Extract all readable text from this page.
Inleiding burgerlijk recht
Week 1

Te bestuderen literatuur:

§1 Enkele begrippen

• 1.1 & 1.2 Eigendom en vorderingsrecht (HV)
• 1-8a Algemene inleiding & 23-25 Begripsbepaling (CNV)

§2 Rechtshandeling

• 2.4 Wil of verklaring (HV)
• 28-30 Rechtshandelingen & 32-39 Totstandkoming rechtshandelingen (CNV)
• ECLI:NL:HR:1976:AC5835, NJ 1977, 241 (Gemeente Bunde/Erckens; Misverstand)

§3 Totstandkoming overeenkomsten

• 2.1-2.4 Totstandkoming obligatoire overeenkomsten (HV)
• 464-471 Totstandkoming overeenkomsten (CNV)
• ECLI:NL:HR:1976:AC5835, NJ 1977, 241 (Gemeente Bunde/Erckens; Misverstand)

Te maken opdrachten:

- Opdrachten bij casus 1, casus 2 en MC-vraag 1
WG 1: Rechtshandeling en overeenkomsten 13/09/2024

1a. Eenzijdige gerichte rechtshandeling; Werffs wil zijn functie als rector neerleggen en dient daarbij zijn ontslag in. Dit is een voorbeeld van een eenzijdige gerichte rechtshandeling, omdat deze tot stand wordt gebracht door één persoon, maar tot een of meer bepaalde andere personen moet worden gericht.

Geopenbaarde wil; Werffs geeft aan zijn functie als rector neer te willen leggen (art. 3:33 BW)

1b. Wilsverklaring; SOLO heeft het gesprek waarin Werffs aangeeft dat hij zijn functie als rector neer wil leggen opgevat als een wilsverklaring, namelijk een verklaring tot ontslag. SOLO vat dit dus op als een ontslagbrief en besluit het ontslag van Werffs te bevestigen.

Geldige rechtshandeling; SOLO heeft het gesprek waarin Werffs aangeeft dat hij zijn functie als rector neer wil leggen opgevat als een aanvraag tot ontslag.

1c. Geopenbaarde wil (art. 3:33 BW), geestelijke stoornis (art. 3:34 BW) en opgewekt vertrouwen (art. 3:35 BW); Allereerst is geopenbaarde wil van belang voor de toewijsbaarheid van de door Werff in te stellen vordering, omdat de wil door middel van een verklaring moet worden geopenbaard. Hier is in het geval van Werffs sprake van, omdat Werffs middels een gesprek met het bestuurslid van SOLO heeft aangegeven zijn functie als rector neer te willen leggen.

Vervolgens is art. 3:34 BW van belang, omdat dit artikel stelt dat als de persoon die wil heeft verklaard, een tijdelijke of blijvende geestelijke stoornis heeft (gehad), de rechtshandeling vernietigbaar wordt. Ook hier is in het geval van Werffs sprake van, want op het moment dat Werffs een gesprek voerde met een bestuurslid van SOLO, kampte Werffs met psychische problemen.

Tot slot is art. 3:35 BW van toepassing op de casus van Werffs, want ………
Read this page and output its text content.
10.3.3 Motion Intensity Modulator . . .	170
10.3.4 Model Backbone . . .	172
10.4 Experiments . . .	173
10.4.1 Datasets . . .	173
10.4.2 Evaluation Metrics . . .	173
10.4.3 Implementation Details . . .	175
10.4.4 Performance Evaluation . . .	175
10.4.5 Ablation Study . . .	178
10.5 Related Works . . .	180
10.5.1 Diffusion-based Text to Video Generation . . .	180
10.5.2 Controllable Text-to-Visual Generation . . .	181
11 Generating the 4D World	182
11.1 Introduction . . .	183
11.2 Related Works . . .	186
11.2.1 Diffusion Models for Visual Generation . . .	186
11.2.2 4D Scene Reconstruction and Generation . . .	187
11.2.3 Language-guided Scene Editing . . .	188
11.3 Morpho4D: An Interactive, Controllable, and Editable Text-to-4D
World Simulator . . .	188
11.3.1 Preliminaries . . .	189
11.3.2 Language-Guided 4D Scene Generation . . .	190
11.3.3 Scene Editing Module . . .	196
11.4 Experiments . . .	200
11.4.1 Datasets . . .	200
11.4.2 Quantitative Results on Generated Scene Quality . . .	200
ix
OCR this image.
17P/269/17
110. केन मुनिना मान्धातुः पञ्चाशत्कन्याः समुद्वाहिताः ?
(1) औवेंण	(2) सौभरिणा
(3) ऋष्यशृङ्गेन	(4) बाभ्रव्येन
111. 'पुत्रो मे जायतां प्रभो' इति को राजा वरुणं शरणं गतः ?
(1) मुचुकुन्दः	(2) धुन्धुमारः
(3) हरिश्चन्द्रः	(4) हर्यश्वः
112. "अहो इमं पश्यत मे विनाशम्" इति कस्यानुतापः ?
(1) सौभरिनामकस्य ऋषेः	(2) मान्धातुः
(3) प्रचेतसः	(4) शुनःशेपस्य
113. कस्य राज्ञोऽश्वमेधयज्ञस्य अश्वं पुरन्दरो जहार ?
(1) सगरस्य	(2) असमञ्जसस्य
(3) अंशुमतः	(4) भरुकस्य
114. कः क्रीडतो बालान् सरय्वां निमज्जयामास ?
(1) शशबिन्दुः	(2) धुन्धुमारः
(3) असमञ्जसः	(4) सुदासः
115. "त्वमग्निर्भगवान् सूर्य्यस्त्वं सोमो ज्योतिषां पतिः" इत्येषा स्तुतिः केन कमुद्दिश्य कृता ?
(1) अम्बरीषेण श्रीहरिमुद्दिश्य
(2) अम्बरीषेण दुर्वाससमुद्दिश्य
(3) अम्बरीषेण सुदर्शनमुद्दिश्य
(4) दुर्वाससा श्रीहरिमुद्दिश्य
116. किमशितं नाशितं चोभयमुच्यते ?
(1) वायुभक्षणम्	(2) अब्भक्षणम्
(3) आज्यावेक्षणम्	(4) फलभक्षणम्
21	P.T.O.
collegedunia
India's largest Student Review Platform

+++++

## Work to do
Extract, from the listing above, every line where the string "World" occurs.

## Output for this exercise
11 Generating the 4D World	182
World Simulator . . .	188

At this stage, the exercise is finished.